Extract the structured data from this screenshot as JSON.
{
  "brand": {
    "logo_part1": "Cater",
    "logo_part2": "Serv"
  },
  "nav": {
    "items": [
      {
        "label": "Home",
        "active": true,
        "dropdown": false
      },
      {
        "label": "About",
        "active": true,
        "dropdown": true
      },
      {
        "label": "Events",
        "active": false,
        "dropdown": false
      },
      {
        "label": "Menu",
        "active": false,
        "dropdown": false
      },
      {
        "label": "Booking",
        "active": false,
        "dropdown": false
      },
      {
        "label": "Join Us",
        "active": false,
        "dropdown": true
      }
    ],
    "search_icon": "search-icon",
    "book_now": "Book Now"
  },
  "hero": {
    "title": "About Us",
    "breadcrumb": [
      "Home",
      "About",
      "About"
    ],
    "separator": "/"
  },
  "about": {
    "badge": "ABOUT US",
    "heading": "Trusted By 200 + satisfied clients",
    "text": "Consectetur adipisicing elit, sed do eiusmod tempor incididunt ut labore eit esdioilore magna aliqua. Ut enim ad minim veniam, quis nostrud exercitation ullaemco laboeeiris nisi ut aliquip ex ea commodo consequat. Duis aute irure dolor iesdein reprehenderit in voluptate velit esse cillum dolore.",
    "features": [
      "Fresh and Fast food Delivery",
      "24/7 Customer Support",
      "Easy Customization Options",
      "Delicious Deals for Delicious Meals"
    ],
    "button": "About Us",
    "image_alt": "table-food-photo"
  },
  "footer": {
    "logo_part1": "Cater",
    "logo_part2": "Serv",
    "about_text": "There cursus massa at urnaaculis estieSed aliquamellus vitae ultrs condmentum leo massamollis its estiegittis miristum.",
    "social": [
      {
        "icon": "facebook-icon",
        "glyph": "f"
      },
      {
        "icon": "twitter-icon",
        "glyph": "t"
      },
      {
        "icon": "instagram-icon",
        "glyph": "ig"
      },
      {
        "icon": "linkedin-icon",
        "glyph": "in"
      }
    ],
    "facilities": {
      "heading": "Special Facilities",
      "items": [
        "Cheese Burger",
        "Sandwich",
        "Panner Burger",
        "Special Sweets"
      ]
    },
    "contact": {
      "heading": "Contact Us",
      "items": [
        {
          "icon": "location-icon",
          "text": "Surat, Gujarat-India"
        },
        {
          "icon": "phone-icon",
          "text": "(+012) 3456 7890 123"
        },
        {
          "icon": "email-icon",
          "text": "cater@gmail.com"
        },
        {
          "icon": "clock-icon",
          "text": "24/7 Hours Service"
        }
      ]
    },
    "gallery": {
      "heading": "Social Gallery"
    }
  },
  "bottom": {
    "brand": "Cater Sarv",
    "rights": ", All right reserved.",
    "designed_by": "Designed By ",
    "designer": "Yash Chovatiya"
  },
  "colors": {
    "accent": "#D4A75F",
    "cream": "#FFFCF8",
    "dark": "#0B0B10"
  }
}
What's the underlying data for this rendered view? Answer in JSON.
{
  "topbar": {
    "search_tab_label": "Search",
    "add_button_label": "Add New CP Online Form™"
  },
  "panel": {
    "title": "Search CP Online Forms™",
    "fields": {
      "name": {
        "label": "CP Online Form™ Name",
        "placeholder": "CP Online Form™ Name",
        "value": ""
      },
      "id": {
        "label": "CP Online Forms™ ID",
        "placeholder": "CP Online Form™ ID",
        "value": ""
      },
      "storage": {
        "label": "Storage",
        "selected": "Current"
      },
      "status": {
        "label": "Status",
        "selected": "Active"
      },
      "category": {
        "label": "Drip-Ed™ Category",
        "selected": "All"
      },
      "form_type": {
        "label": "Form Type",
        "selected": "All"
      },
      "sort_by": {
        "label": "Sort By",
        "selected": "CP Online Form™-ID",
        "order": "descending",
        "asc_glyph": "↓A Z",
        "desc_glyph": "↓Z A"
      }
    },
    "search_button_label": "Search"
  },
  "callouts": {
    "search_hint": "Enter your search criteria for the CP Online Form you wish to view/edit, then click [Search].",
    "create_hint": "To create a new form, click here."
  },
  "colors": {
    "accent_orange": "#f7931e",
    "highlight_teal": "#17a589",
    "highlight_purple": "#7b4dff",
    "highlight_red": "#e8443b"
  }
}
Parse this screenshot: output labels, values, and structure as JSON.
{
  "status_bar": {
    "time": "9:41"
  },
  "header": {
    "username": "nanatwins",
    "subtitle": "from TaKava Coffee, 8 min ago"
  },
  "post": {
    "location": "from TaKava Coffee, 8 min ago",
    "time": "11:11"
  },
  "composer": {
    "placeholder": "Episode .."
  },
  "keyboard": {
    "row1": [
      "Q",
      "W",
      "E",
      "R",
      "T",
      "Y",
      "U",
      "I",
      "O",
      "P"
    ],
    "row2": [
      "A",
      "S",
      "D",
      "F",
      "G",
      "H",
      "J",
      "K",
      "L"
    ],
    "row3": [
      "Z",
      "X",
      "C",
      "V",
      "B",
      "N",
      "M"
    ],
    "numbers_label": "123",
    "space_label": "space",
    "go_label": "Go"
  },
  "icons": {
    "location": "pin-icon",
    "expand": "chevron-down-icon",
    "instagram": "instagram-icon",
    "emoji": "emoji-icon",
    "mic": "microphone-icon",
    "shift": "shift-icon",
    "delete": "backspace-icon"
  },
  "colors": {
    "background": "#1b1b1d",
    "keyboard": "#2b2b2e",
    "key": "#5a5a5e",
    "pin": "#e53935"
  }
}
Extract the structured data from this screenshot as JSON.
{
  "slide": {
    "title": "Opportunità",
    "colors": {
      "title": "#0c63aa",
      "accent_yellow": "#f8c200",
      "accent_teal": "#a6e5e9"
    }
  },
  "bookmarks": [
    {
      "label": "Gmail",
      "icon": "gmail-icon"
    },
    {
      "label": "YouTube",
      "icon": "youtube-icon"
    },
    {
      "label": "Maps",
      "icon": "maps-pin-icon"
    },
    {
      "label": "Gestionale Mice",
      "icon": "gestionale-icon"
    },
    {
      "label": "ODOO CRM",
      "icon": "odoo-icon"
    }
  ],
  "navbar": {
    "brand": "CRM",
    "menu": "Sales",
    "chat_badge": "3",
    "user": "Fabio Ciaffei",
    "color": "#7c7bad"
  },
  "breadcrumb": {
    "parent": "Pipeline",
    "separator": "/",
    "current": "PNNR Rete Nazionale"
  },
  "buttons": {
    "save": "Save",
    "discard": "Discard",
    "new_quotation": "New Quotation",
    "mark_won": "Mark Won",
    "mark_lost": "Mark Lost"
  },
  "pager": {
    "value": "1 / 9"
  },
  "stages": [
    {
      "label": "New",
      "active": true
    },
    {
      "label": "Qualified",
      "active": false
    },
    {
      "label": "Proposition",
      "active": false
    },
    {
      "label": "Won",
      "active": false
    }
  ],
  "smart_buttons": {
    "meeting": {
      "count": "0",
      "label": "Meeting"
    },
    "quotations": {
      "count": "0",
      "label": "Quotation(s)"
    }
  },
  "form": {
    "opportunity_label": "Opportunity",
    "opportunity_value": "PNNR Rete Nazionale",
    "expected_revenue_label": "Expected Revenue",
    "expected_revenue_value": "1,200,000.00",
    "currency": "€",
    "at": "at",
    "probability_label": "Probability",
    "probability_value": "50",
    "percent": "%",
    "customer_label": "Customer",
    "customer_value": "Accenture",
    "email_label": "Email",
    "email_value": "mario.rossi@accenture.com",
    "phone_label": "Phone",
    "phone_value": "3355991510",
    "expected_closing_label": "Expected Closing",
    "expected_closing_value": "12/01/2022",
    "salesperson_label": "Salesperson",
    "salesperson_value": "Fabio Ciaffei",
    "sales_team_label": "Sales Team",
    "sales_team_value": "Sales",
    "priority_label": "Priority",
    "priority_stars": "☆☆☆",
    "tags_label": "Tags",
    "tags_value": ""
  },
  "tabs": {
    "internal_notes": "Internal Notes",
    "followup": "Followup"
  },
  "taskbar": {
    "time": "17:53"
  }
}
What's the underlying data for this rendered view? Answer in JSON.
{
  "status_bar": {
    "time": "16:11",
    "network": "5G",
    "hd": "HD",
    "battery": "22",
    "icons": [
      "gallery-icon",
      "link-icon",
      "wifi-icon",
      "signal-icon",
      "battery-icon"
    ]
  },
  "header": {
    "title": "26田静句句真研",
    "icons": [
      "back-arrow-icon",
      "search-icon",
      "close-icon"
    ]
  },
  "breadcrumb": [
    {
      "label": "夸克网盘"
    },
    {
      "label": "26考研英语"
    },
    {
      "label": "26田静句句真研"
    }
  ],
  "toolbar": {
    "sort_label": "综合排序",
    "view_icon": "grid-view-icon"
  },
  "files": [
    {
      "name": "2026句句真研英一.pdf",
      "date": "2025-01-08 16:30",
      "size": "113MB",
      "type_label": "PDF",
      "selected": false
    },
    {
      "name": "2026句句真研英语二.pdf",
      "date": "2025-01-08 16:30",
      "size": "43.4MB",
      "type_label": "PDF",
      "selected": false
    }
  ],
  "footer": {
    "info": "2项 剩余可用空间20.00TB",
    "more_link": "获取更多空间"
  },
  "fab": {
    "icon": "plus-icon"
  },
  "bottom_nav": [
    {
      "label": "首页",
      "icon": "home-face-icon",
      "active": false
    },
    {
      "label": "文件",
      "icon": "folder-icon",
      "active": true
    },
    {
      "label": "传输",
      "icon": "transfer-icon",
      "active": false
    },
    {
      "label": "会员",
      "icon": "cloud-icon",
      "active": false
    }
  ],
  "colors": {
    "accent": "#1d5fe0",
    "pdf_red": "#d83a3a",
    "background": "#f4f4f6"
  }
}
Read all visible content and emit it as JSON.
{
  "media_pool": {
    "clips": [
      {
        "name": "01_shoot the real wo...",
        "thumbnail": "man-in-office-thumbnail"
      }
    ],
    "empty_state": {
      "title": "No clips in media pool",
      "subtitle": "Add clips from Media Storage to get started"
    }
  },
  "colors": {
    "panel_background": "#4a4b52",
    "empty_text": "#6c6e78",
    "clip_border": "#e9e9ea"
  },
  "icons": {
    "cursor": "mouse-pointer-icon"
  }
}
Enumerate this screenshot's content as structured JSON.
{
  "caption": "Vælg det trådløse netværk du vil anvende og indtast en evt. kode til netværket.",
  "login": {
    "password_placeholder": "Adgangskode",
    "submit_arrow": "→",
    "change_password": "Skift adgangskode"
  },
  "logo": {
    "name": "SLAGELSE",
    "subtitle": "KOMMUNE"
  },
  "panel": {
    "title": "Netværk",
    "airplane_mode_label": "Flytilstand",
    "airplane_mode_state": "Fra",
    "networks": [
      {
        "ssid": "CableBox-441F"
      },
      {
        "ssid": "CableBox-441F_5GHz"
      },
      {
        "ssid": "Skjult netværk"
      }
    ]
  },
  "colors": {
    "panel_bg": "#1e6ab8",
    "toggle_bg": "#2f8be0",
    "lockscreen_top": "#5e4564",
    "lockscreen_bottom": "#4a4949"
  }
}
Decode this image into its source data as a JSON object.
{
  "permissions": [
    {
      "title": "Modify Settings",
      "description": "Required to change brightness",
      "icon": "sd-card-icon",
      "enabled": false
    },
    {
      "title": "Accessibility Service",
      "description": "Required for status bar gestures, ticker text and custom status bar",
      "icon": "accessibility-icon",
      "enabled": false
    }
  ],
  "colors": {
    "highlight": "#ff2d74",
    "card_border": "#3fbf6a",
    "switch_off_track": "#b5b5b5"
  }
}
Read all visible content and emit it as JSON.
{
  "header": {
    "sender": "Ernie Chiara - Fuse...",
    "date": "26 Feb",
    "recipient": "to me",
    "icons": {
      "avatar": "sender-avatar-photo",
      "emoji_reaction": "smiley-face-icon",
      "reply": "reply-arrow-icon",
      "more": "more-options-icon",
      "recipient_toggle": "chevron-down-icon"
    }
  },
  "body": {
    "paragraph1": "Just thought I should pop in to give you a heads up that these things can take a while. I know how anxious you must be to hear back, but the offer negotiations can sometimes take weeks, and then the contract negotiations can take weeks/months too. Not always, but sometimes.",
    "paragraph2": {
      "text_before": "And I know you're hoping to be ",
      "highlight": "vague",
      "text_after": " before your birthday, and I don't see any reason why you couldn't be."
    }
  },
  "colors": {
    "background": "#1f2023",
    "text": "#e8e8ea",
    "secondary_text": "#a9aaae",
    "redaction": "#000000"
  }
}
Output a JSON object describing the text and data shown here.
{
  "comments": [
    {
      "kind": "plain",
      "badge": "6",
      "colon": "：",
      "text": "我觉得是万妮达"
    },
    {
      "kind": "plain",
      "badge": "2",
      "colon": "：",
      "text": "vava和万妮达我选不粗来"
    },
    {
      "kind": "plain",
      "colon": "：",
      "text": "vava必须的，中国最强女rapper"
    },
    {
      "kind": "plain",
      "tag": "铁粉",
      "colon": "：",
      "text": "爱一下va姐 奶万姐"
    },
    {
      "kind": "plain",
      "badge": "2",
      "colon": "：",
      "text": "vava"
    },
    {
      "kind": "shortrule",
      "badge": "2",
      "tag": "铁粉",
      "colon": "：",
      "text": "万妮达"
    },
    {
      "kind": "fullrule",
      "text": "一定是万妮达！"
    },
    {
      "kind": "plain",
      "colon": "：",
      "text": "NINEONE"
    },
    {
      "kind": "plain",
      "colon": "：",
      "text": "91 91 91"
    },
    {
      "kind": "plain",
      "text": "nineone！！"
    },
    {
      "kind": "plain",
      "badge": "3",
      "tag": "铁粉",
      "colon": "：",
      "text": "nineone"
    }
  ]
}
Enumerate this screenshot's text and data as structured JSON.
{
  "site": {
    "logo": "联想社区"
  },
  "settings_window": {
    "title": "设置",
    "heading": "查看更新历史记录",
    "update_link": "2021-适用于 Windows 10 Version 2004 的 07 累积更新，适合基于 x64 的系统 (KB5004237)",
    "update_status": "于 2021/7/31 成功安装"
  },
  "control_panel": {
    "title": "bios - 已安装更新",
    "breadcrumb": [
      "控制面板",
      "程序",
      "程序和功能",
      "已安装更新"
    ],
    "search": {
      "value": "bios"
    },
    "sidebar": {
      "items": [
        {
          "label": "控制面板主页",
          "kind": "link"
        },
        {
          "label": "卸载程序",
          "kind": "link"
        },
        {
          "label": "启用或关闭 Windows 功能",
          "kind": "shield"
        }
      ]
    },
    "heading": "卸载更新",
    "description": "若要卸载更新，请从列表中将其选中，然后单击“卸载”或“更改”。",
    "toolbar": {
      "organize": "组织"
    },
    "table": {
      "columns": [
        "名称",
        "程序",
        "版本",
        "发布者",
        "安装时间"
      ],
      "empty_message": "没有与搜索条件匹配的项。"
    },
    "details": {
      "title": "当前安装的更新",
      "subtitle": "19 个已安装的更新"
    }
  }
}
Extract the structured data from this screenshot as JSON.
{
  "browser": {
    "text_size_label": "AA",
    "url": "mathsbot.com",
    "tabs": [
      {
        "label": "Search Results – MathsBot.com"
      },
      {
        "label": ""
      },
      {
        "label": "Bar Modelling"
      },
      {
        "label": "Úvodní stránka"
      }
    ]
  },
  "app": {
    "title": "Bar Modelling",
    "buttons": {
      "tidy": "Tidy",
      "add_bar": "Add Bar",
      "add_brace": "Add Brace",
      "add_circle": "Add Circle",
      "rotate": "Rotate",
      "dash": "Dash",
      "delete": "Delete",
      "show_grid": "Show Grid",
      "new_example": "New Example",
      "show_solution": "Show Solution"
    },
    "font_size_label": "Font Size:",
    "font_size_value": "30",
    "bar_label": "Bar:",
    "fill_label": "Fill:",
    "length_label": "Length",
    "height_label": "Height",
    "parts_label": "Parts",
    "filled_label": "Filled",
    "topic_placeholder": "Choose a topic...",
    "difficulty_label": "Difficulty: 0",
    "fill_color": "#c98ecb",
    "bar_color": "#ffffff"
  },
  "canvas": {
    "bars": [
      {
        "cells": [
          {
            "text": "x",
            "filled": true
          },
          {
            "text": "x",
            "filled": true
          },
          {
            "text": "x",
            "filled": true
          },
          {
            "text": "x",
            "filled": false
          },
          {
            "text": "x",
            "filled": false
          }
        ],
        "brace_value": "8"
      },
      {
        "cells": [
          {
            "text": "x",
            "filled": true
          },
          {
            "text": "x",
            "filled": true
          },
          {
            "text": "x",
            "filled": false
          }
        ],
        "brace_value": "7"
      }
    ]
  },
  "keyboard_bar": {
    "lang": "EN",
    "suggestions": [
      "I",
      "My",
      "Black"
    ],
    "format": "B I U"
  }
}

= = = =

— Work to do —
Filter the listing above by the word "Ciaffei"; copy each line that passes.

— Completed task —
    "user": "Fabio Ciaffei",
    "salesperson_value": "Fabio Ciaffei",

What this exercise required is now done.